BEGIN Supplied material

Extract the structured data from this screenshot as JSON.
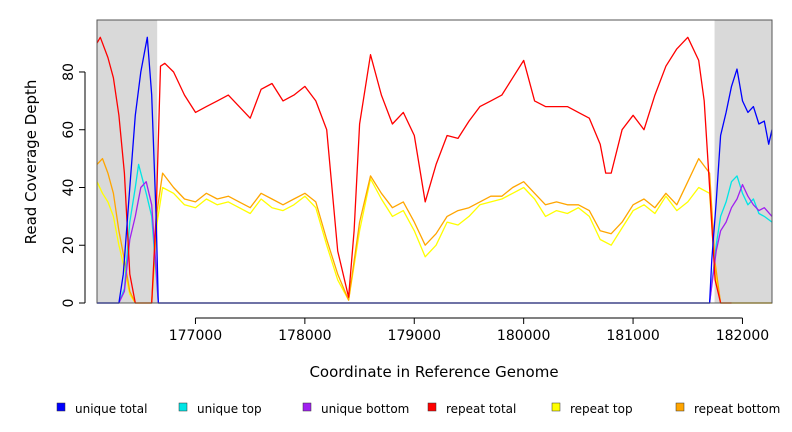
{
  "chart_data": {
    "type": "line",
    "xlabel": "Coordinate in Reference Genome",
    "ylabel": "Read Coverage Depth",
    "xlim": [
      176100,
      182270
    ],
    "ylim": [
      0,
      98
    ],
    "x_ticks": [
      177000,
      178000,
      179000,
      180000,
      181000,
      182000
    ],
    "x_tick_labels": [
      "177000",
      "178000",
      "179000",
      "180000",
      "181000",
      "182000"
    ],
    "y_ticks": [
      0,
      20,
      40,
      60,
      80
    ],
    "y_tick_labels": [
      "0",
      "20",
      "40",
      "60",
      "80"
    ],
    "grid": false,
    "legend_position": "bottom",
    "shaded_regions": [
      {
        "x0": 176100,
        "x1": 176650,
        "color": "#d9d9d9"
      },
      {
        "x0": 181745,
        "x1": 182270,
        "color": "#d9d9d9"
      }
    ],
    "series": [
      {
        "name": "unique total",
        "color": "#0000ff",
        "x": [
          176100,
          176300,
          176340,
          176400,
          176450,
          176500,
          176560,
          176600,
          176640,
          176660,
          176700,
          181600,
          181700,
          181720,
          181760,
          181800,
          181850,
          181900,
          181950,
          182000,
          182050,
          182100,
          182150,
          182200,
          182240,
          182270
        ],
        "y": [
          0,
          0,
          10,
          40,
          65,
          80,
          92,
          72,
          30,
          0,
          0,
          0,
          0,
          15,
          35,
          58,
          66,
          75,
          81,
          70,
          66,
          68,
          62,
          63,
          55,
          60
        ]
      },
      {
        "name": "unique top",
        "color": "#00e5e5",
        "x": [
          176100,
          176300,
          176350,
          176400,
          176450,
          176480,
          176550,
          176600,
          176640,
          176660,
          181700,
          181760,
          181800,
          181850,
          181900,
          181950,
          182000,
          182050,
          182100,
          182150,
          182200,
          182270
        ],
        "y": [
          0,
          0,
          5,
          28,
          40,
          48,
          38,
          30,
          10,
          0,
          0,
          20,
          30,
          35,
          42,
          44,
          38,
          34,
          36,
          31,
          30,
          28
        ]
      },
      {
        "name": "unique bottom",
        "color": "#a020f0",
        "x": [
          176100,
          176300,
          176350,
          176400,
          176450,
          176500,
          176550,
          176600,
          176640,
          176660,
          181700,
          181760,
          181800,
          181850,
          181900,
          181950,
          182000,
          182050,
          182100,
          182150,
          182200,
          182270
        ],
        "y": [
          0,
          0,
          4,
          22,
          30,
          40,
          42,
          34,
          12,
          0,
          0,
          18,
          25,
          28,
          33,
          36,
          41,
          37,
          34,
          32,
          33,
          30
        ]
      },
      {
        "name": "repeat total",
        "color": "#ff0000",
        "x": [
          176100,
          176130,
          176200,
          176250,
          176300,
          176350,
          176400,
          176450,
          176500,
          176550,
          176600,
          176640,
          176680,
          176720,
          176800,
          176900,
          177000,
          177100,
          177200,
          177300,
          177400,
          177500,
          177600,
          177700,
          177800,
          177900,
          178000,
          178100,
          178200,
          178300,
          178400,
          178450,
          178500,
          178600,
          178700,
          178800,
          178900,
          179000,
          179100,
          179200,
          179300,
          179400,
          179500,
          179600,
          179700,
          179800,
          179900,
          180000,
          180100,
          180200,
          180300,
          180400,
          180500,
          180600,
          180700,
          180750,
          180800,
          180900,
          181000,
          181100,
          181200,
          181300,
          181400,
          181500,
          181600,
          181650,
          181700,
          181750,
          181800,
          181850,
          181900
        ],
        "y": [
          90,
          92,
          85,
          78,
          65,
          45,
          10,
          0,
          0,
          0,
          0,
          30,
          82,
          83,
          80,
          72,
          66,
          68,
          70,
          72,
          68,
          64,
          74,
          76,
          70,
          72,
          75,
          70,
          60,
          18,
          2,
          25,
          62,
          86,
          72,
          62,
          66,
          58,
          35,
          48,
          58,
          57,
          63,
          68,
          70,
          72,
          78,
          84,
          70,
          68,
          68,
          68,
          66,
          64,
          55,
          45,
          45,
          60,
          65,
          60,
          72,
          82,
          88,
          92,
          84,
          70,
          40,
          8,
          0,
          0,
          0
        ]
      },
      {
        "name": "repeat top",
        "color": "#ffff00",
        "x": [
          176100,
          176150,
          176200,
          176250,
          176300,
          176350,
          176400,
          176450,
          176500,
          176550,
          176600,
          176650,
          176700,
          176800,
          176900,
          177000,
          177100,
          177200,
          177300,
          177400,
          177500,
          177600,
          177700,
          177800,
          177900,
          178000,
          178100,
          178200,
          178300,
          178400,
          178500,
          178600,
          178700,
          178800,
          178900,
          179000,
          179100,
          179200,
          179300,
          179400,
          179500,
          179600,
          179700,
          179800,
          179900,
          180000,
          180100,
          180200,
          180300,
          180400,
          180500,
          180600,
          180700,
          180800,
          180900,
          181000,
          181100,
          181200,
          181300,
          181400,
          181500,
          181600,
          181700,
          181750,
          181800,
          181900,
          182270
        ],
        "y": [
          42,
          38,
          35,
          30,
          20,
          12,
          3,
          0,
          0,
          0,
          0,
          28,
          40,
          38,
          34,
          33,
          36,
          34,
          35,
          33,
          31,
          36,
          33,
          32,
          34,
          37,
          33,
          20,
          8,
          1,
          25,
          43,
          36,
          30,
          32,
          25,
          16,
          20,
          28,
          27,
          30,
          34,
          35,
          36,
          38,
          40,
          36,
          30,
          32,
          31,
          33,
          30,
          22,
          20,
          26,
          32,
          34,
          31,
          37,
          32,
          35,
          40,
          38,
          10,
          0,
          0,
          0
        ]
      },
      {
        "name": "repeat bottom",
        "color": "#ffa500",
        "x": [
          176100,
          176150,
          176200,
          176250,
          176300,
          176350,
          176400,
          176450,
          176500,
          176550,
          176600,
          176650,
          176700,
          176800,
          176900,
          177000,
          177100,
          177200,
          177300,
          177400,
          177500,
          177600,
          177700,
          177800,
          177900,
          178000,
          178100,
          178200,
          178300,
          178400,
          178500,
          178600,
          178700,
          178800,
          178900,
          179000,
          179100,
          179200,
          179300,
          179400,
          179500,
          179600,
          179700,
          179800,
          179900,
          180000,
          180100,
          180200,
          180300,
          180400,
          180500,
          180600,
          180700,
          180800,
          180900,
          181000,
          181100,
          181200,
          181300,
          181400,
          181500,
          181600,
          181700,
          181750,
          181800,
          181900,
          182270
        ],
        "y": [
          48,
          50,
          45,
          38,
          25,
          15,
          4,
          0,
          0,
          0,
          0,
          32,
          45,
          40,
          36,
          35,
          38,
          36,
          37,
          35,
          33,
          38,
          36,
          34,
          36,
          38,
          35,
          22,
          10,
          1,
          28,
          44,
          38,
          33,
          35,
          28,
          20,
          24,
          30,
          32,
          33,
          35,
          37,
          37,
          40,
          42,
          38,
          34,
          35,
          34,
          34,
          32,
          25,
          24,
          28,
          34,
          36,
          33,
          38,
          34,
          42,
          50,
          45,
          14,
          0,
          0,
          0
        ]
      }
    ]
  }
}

END Supplied material

▶ **Your goal**
From the records given above, reproduce all text exactly and exclude each picture.

▶ **Response**
Extract the structured data from this screenshot as JSON.
{
  "chart_data": {
    "type": "line",
    "xlabel": "Coordinate in Reference Genome",
    "ylabel": "Read Coverage Depth",
    "xlim": [
      176100,
      182270
    ],
    "ylim": [
      0,
      98
    ],
    "x_ticks": [
      177000,
      178000,
      179000,
      180000,
      181000,
      182000
    ],
    "x_tick_labels": [
      "177000",
      "178000",
      "179000",
      "180000",
      "181000",
      "182000"
    ],
    "y_ticks": [
      0,
      20,
      40,
      60,
      80
    ],
    "y_tick_labels": [
      "0",
      "20",
      "40",
      "60",
      "80"
    ],
    "grid": false,
    "legend_position": "bottom",
    "shaded_regions": [
      {
        "x0": 176100,
        "x1": 176650,
        "color": "#d9d9d9"
      },
      {
        "x0": 181745,
        "x1": 182270,
        "color": "#d9d9d9"
      }
    ],
    "series": [
      {
        "name": "unique total",
        "color": "#0000ff",
        "x": [
          176100,
          176300,
          176340,
          176400,
          176450,
          176500,
          176560,
          176600,
          176640,
          176660,
          176700,
          181600,
          181700,
          181720,
          181760,
          181800,
          181850,
          181900,
          181950,
          182000,
          182050,
          182100,
          182150,
          182200,
          182240,
          182270
        ],
        "y": [
          0,
          0,
          10,
          40,
          65,
          80,
          92,
          72,
          30,
          0,
          0,
          0,
          0,
          15,
          35,
          58,
          66,
          75,
          81,
          70,
          66,
          68,
          62,
          63,
          55,
          60
        ]
      },
      {
        "name": "unique top",
        "color": "#00e5e5",
        "x": [
          176100,
          176300,
          176350,
          176400,
          176450,
          176480,
          176550,
          176600,
          176640,
          176660,
          181700,
          181760,
          181800,
          181850,
          181900,
          181950,
          182000,
          182050,
          182100,
          182150,
          182200,
          182270
        ],
        "y": [
          0,
          0,
          5,
          28,
          40,
          48,
          38,
          30,
          10,
          0,
          0,
          20,
          30,
          35,
          42,
          44,
          38,
          34,
          36,
          31,
          30,
          28
        ]
      },
      {
        "name": "unique bottom",
        "color": "#a020f0",
        "x": [
          176100,
          176300,
          176350,
          176400,
          176450,
          176500,
          176550,
          176600,
          176640,
          176660,
          181700,
          181760,
          181800,
          181850,
          181900,
          181950,
          182000,
          182050,
          182100,
          182150,
          182200,
          182270
        ],
        "y": [
          0,
          0,
          4,
          22,
          30,
          40,
          42,
          34,
          12,
          0,
          0,
          18,
          25,
          28,
          33,
          36,
          41,
          37,
          34,
          32,
          33,
          30
        ]
      },
      {
        "name": "repeat total",
        "color": "#ff0000",
        "x": [
          176100,
          176130,
          176200,
          176250,
          176300,
          176350,
          176400,
          176450,
          176500,
          176550,
          176600,
          176640,
          176680,
          176720,
          176800,
          176900,
          177000,
          177100,
          177200,
          177300,
          177400,
          177500,
          177600,
          177700,
          177800,
          177900,
          178000,
          178100,
          178200,
          178300,
          178400,
          178450,
          178500,
          178600,
          178700,
          178800,
          178900,
          179000,
          179100,
          179200,
          179300,
          179400,
          179500,
          179600,
          179700,
          179800,
          179900,
          180000,
          180100,
          180200,
          180300,
          180400,
          180500,
          180600,
          180700,
          180750,
          180800,
          180900,
          181000,
          181100,
          181200,
          181300,
          181400,
          181500,
          181600,
          181650,
          181700,
          181750,
          181800,
          181850,
          181900
        ],
        "y": [
          90,
          92,
          85,
          78,
          65,
          45,
          10,
          0,
          0,
          0,
          0,
          30,
          82,
          83,
          80,
          72,
          66,
          68,
          70,
          72,
          68,
          64,
          74,
          76,
          70,
          72,
          75,
          70,
          60,
          18,
          2,
          25,
          62,
          86,
          72,
          62,
          66,
          58,
          35,
          48,
          58,
          57,
          63,
          68,
          70,
          72,
          78,
          84,
          70,
          68,
          68,
          68,
          66,
          64,
          55,
          45,
          45,
          60,
          65,
          60,
          72,
          82,
          88,
          92,
          84,
          70,
          40,
          8,
          0,
          0,
          0
        ]
      },
      {
        "name": "repeat top",
        "color": "#ffff00",
        "x": [
          176100,
          176150,
          176200,
          176250,
          176300,
          176350,
          176400,
          176450,
          176500,
          176550,
          176600,
          176650,
          176700,
          176800,
          176900,
          177000,
          177100,
          177200,
          177300,
          177400,
          177500,
          177600,
          177700,
          177800,
          177900,
          178000,
          178100,
          178200,
          178300,
          178400,
          178500,
          178600,
          178700,
          178800,
          178900,
          179000,
          179100,
          179200,
          179300,
          179400,
          179500,
          179600,
          179700,
          179800,
          179900,
          180000,
          180100,
          180200,
          180300,
          180400,
          180500,
          180600,
          180700,
          180800,
          180900,
          181000,
          181100,
          181200,
          181300,
          181400,
          181500,
          181600,
          181700,
          181750,
          181800,
          181900,
          182270
        ],
        "y": [
          42,
          38,
          35,
          30,
          20,
          12,
          3,
          0,
          0,
          0,
          0,
          28,
          40,
          38,
          34,
          33,
          36,
          34,
          35,
          33,
          31,
          36,
          33,
          32,
          34,
          37,
          33,
          20,
          8,
          1,
          25,
          43,
          36,
          30,
          32,
          25,
          16,
          20,
          28,
          27,
          30,
          34,
          35,
          36,
          38,
          40,
          36,
          30,
          32,
          31,
          33,
          30,
          22,
          20,
          26,
          32,
          34,
          31,
          37,
          32,
          35,
          40,
          38,
          10,
          0,
          0,
          0
        ]
      },
      {
        "name": "repeat bottom",
        "color": "#ffa500",
        "x": [
          176100,
          176150,
          176200,
          176250,
          176300,
          176350,
          176400,
          176450,
          176500,
          176550,
          176600,
          176650,
          176700,
          176800,
          176900,
          177000,
          177100,
          177200,
          177300,
          177400,
          177500,
          177600,
          177700,
          177800,
          177900,
          178000,
          178100,
          178200,
          178300,
          178400,
          178500,
          178600,
          178700,
          178800,
          178900,
          179000,
          179100,
          179200,
          179300,
          179400,
          179500,
          179600,
          179700,
          179800,
          179900,
          180000,
          180100,
          180200,
          180300,
          180400,
          180500,
          180600,
          180700,
          180800,
          180900,
          181000,
          181100,
          181200,
          181300,
          181400,
          181500,
          181600,
          181700,
          181750,
          181800,
          181900,
          182270
        ],
        "y": [
          48,
          50,
          45,
          38,
          25,
          15,
          4,
          0,
          0,
          0,
          0,
          32,
          45,
          40,
          36,
          35,
          38,
          36,
          37,
          35,
          33,
          38,
          36,
          34,
          36,
          38,
          35,
          22,
          10,
          1,
          28,
          44,
          38,
          33,
          35,
          28,
          20,
          24,
          30,
          32,
          33,
          35,
          37,
          37,
          40,
          42,
          38,
          34,
          35,
          34,
          34,
          32,
          25,
          24,
          28,
          34,
          36,
          33,
          38,
          34,
          42,
          50,
          45,
          14,
          0,
          0,
          0
        ]
      }
    ]
  }
}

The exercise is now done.